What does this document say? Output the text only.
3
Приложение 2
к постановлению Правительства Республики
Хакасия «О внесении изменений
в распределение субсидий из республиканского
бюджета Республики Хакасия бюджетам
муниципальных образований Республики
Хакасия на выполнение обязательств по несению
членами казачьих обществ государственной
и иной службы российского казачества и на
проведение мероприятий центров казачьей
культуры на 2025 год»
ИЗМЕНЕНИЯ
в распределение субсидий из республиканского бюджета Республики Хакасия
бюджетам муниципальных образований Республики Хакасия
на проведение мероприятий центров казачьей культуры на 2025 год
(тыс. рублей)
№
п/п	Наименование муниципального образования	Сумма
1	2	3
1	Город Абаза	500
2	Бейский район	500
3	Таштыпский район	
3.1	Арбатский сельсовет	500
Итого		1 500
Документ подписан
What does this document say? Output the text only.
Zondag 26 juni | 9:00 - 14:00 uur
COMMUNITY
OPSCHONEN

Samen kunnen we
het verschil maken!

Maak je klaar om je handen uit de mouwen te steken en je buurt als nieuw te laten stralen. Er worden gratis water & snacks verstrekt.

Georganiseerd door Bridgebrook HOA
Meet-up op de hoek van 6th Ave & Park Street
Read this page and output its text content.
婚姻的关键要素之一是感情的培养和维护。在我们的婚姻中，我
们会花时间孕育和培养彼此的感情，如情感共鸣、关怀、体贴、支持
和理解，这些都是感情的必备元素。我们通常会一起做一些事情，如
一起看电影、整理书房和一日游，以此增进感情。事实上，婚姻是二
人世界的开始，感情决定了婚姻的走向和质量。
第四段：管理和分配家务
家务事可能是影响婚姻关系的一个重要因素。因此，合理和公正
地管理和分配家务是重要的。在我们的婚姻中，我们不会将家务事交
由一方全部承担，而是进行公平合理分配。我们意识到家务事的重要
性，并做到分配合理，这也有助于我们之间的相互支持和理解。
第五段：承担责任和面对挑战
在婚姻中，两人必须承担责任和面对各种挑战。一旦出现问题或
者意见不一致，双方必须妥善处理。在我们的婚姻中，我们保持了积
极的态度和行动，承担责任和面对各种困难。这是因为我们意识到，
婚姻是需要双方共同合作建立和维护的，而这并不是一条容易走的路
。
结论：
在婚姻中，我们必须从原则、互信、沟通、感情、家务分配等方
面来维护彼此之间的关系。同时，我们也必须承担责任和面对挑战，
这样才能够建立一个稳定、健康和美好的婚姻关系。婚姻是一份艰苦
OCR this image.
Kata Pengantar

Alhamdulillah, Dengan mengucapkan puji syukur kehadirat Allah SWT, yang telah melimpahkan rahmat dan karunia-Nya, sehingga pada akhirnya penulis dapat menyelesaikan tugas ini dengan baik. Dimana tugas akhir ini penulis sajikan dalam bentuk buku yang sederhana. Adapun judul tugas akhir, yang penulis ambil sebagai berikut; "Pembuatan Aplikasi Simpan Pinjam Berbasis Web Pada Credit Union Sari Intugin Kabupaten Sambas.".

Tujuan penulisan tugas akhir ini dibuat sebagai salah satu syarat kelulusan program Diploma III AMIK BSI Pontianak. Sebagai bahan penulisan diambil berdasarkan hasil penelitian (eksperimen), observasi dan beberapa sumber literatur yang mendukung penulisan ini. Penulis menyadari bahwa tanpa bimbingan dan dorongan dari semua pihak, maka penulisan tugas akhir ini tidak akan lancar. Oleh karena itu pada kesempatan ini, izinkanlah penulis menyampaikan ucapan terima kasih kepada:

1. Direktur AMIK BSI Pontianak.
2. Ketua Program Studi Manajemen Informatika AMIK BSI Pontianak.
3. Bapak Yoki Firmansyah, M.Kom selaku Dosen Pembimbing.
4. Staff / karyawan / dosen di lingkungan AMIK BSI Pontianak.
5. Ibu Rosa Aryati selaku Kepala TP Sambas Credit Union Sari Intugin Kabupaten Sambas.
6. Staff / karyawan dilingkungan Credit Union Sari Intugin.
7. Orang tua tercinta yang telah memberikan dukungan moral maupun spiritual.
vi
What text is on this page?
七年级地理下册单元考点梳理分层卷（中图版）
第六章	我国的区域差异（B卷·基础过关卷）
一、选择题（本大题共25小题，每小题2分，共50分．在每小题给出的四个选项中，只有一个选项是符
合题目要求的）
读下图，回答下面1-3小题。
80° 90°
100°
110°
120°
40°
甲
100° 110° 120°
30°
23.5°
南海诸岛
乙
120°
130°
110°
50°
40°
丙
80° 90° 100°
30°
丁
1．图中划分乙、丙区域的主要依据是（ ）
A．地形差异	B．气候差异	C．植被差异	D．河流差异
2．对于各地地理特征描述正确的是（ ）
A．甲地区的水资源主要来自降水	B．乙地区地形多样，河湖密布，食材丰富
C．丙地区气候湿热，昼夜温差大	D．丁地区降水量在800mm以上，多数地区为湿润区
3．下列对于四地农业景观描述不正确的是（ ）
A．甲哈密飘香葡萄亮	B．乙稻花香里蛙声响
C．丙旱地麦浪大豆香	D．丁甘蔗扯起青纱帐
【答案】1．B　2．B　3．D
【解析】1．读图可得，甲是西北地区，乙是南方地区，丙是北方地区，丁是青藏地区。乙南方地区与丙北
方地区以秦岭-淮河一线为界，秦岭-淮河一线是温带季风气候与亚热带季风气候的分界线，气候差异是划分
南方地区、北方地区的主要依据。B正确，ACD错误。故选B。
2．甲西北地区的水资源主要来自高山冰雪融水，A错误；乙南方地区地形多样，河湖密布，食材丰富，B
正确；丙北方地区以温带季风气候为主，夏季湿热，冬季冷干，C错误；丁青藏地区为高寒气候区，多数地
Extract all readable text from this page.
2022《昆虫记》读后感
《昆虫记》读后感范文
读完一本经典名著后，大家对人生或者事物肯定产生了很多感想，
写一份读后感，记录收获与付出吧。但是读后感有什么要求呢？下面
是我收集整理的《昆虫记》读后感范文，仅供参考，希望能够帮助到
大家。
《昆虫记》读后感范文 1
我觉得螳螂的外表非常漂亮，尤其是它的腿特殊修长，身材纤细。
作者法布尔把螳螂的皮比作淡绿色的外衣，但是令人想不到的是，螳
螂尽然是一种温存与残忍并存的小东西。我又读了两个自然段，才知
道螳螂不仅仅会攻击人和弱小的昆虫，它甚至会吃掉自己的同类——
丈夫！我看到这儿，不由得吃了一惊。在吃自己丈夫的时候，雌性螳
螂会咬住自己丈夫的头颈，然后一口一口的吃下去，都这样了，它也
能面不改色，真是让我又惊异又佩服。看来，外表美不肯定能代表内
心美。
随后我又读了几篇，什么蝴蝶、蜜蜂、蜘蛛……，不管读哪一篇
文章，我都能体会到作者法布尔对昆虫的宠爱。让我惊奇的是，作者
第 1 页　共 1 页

━━━━━━━━

Task goal:
Go through the listing above and list every line that has the word "读后感范文".

Solution to the problem:
《昆虫记》读后感范文
是我收集整理的《昆虫记》读后感范文，仅供参考，希望能够帮助到
《昆虫记》读后感范文 1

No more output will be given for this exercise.